__Exercise prompt__. Assemble all lines in which the string "Sequence" appears.

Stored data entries
-*-*-

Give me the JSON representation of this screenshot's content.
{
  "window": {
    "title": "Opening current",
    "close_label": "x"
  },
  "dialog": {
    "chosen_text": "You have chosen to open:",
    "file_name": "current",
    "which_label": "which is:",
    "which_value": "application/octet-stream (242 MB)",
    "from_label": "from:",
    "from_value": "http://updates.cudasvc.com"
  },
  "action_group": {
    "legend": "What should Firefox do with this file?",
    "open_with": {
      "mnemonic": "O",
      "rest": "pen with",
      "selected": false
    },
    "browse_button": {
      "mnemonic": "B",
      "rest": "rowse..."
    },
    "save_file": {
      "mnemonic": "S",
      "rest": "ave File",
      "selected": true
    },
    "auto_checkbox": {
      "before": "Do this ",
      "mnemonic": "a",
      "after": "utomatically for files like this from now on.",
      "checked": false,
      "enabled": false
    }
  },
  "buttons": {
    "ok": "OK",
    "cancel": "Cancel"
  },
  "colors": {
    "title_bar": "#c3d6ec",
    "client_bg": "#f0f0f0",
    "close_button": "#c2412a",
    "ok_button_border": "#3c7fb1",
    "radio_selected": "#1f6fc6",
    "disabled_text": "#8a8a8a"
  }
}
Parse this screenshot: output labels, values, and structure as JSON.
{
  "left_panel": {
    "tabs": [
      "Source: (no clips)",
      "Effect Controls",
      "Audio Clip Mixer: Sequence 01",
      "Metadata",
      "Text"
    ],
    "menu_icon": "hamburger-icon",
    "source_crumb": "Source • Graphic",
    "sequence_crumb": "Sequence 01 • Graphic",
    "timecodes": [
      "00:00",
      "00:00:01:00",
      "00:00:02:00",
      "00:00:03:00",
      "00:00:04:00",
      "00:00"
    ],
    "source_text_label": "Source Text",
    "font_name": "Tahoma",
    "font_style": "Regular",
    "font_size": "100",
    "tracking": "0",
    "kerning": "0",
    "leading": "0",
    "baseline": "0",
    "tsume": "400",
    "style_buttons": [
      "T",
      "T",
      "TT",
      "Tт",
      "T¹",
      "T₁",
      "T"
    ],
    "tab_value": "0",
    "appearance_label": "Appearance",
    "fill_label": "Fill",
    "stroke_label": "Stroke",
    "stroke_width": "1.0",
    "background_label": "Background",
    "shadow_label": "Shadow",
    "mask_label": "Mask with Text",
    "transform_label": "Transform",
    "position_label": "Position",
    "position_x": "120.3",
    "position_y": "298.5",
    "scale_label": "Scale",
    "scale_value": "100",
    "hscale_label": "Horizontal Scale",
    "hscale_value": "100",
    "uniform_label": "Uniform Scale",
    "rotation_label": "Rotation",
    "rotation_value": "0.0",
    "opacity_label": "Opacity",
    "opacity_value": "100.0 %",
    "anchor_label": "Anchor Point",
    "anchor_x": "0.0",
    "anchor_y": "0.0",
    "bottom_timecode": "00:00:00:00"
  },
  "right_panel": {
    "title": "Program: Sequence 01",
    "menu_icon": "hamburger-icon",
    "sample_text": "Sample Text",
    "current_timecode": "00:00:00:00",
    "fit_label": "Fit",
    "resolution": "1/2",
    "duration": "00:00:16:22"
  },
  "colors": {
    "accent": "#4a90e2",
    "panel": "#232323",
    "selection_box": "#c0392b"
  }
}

-*-*-

__Final result__.
      "Audio Clip Mixer: Sequence 01",
    "sequence_crumb": "Sequence 01 • Graphic",
    "title": "Program: Sequence 01",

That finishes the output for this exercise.